(Problem statement):
Return every entry exactly.

──────── Supplied data

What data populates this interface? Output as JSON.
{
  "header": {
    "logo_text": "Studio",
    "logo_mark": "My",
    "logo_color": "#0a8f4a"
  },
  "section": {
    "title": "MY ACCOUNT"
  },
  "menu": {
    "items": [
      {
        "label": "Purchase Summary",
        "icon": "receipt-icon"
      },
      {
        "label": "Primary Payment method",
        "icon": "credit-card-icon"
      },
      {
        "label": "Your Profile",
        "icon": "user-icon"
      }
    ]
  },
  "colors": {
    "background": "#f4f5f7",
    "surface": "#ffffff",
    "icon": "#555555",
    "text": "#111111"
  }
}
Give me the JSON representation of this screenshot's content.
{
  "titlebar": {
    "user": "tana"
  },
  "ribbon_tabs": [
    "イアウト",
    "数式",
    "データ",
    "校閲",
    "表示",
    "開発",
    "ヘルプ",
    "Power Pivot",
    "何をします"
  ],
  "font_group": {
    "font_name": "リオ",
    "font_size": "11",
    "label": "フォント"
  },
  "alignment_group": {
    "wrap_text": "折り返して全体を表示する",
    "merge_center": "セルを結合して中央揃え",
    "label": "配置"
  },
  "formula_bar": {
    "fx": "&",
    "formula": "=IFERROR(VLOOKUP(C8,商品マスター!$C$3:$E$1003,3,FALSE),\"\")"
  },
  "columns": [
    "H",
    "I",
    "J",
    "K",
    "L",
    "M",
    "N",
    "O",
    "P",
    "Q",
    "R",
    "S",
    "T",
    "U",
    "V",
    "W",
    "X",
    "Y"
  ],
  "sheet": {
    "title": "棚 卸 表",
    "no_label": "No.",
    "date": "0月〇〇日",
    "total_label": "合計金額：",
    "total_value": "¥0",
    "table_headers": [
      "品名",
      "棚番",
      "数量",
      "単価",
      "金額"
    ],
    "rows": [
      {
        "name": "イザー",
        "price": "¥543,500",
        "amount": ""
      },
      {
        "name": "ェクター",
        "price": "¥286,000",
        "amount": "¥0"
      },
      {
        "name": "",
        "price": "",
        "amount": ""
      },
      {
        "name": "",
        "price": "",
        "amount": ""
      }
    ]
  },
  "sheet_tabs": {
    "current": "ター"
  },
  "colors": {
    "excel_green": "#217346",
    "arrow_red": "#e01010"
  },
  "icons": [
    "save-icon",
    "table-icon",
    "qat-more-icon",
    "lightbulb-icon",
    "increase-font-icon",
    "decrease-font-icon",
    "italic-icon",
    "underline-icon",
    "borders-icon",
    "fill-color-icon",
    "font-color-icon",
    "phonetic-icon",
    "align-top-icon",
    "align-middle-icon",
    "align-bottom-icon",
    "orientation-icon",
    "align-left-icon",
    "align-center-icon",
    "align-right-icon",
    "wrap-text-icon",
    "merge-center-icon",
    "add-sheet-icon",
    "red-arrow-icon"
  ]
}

────────────────

(Complete answer):
What data populates this interface? Output as JSON.
{
  "header": {
    "logo_text": "Studio",
    "logo_mark": "My",
    "logo_color": "#0a8f4a"
  },
  "section": {
    "title": "MY ACCOUNT"
  },
  "menu": {
    "items": [
      {
        "label": "Purchase Summary",
        "icon": "receipt-icon"
      },
      {
        "label": "Primary Payment method",
        "icon": "credit-card-icon"
      },
      {
        "label": "Your Profile",
        "icon": "user-icon"
      }
    ]
  },
  "colors": {
    "background": "#f4f5f7",
    "surface": "#ffffff",
    "icon": "#555555",
    "text": "#111111"
  }
}
Give me the JSON representation of this screenshot's content.
{
  "titlebar": {
    "user": "tana"
  },
  "ribbon_tabs": [
    "イアウト",
    "数式",
    "データ",
    "校閲",
    "表示",
    "開発",
    "ヘルプ",
    "Power Pivot",
    "何をします"
  ],
  "font_group": {
    "font_name": "リオ",
    "font_size": "11",
    "label": "フォント"
  },
  "alignment_group": {
    "wrap_text": "折り返して全体を表示する",
    "merge_center": "セルを結合して中央揃え",
    "label": "配置"
  },
  "formula_bar": {
    "fx": "&",
    "formula": "=IFERROR(VLOOKUP(C8,商品マスター!$C$3:$E$1003,3,FALSE),\"\")"
  },
  "columns": [
    "H",
    "I",
    "J",
    "K",
    "L",
    "M",
    "N",
    "O",
    "P",
    "Q",
    "R",
    "S",
    "T",
    "U",
    "V",
    "W",
    "X",
    "Y"
  ],
  "sheet": {
    "title": "棚 卸 表",
    "no_label": "No.",
    "date": "0月〇〇日",
    "total_label": "合計金額：",
    "total_value": "¥0",
    "table_headers": [
      "品名",
      "棚番",
      "数量",
      "単価",
      "金額"
    ],
    "rows": [
      {
        "name": "イザー",
        "price": "¥543,500",
        "amount": ""
      },
      {
        "name": "ェクター",
        "price": "¥286,000",
        "amount": "¥0"
      },
      {
        "name": "",
        "price": "",
        "amount": ""
      },
      {
        "name": "",
        "price": "",
        "amount": ""
      }
    ]
  },
  "sheet_tabs": {
    "current": "ター"
  },
  "colors": {
    "excel_green": "#217346",
    "arrow_red": "#e01010"
  },
  "icons": [
    "save-icon",
    "table-icon",
    "qat-more-icon",
    "lightbulb-icon",
    "increase-font-icon",
    "decrease-font-icon",
    "italic-icon",
    "underline-icon",
    "borders-icon",
    "fill-color-icon",
    "font-color-icon",
    "phonetic-icon",
    "align-top-icon",
    "align-middle-icon",
    "align-bottom-icon",
    "orientation-icon",
    "align-left-icon",
    "align-center-icon",
    "align-right-icon",
    "wrap-text-icon",
    "merge-center-icon",
    "add-sheet-icon",
    "red-arrow-icon"
  ]
}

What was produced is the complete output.